__Data items__.
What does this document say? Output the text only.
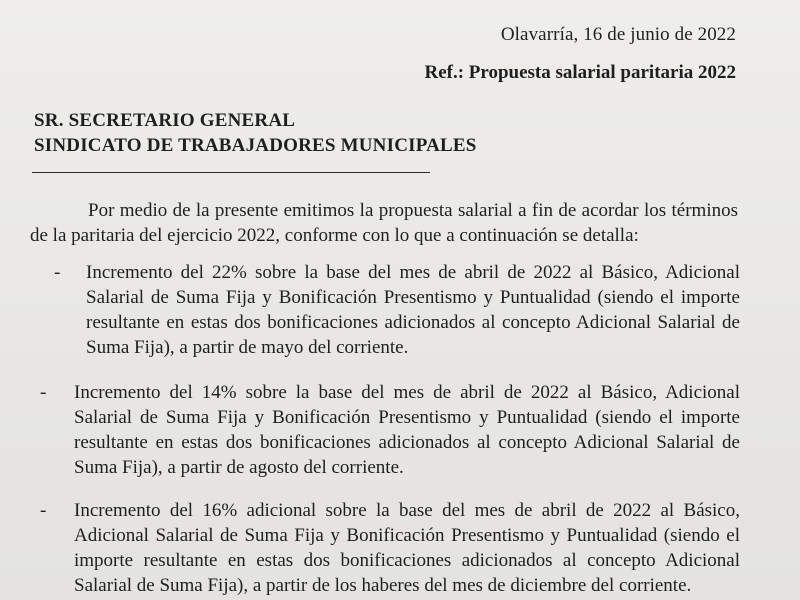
Olavarría, 16 de junio de 2022
Ref.: Propuesta salarial paritaria 2022
SR. SECRETARIO GENERAL
SINDICATO DE TRABAJADORES MUNICIPALES
Por medio de la presente emitimos la propuesta salarial a fin de acordar los términos de la paritaria del ejercicio 2022, conforme con lo que a continuación se detalla:
- Incremento del 22% sobre la base del mes de abril de 2022 al Básico, Adicional Salarial de Suma Fija y Bonificación Presentismo y Puntualidad (siendo el importe resultante en estas dos bonificaciones adicionados al concepto Adicional Salarial de Suma Fija), a partir de mayo del corriente.
- Incremento del 14% sobre la base del mes de abril de 2022 al Básico, Adicional Salarial de Suma Fija y Bonificación Presentismo y Puntualidad (siendo el importe resultante en estas dos bonificaciones adicionados al concepto Adicional Salarial de Suma Fija), a partir de agosto del corriente.
- Incremento del 16% adicional sobre la base del mes de abril de 2022 al Básico, Adicional Salarial de Suma Fija y Bonificación Presentismo y Puntualidad (siendo el importe resultante en estas dos bonificaciones adicionados al concepto Adicional Salarial de Suma Fija), a partir de los haberes del mes de diciembre del corriente.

__Exercise instructions__. Determine how many lines of this listing contain "paritaria", and give only the number.

__Finished exercise__. 2